## Exercise directions
Find the number of lines in these records where the word "protect" appears. Reply with that number and nothing more.

## Material
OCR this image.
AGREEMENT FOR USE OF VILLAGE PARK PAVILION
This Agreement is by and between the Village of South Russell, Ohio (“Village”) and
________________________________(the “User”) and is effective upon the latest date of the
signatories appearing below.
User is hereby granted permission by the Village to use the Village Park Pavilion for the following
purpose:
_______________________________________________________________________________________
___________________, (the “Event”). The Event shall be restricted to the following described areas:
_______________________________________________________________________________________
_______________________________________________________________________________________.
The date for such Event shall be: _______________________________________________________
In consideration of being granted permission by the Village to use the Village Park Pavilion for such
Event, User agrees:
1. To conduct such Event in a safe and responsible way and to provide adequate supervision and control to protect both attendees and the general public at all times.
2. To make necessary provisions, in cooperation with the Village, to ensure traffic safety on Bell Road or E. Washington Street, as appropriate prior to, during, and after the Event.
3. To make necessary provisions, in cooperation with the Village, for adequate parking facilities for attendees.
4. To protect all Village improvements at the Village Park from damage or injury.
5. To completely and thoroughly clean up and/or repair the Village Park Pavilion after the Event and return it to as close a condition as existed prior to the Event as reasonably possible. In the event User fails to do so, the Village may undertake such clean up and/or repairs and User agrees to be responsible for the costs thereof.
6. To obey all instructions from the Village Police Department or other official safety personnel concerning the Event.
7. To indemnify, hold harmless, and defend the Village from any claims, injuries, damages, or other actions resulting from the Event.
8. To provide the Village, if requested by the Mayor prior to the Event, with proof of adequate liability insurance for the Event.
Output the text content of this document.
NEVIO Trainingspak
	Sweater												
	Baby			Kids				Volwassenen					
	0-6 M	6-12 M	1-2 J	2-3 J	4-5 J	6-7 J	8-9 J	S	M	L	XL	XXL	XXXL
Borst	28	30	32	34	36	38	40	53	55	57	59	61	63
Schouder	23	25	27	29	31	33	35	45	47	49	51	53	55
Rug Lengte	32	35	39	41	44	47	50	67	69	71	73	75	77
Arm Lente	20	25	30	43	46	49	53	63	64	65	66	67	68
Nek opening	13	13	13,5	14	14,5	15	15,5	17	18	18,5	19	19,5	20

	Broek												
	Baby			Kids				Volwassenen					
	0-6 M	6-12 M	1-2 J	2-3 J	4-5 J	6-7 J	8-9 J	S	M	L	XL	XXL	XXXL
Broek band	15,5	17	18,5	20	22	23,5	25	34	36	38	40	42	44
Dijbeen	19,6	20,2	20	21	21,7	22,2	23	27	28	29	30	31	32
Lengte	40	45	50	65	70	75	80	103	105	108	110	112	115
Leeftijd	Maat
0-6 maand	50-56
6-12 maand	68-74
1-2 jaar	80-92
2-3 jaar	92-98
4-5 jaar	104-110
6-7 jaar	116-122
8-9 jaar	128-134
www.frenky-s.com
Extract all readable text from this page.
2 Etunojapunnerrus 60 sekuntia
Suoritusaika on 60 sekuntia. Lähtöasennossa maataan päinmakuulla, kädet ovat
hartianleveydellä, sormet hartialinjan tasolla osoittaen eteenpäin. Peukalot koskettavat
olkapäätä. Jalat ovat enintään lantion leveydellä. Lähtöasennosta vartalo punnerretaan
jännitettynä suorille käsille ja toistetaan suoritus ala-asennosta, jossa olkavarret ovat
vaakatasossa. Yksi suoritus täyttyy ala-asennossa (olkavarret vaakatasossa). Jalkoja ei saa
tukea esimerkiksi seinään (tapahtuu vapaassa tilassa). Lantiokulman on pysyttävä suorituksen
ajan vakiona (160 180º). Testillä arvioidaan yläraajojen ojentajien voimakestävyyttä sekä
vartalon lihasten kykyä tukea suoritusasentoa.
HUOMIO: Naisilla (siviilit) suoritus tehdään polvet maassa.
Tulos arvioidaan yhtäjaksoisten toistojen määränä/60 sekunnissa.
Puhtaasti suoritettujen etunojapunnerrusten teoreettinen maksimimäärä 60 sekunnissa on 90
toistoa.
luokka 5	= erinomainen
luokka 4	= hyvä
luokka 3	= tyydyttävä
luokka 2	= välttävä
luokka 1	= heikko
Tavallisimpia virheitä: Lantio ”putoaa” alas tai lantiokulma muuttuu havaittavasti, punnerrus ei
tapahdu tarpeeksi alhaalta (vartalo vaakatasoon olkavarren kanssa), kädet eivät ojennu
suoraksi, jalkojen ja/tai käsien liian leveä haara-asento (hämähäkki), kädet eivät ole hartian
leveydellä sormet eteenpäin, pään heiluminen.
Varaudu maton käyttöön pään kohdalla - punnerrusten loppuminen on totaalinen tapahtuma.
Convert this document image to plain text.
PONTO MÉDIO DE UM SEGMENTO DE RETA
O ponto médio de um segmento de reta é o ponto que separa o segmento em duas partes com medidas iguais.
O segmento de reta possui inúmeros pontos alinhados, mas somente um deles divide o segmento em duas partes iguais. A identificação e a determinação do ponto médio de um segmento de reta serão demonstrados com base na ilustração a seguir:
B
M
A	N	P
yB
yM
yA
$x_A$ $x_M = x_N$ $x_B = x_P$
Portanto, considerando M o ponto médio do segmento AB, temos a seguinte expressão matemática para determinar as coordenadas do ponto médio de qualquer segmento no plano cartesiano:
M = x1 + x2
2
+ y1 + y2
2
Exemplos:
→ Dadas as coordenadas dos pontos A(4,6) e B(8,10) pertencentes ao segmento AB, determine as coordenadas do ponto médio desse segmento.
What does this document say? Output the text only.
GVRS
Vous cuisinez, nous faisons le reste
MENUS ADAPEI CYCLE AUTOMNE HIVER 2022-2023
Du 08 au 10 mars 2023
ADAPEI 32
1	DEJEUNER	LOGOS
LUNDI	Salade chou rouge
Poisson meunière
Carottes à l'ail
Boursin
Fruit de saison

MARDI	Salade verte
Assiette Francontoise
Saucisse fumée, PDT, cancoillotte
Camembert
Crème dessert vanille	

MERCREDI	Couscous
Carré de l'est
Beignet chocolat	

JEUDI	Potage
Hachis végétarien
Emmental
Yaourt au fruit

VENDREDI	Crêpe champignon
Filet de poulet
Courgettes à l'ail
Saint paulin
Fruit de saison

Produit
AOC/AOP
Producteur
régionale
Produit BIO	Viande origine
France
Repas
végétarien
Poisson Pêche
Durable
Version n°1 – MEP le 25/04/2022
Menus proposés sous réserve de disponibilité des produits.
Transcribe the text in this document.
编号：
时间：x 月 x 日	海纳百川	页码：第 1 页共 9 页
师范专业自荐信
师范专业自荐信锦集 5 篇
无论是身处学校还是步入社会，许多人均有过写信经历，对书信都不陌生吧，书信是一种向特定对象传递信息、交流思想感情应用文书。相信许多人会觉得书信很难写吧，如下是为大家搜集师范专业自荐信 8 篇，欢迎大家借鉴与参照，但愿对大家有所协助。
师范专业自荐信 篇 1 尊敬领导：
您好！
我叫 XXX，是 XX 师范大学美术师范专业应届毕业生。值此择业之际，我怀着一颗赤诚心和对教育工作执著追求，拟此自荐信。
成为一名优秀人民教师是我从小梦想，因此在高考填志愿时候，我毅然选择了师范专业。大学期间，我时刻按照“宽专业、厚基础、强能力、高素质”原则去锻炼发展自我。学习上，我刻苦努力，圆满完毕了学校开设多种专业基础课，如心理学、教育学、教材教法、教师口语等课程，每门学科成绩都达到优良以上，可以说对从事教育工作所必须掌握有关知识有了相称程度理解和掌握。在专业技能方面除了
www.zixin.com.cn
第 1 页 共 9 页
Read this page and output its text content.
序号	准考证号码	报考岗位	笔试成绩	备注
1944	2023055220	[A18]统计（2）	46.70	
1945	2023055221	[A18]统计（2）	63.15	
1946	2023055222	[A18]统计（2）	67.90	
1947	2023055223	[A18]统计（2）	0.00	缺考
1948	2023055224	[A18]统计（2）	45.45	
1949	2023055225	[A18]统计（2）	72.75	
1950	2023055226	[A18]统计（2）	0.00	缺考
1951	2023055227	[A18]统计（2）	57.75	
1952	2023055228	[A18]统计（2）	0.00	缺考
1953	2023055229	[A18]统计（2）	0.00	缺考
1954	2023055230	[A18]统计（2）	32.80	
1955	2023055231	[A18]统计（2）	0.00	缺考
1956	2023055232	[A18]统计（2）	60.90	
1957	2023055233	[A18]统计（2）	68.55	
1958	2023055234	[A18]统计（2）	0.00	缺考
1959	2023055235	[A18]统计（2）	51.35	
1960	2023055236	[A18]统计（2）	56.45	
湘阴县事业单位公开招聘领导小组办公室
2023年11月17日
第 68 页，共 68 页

## Response to the task
2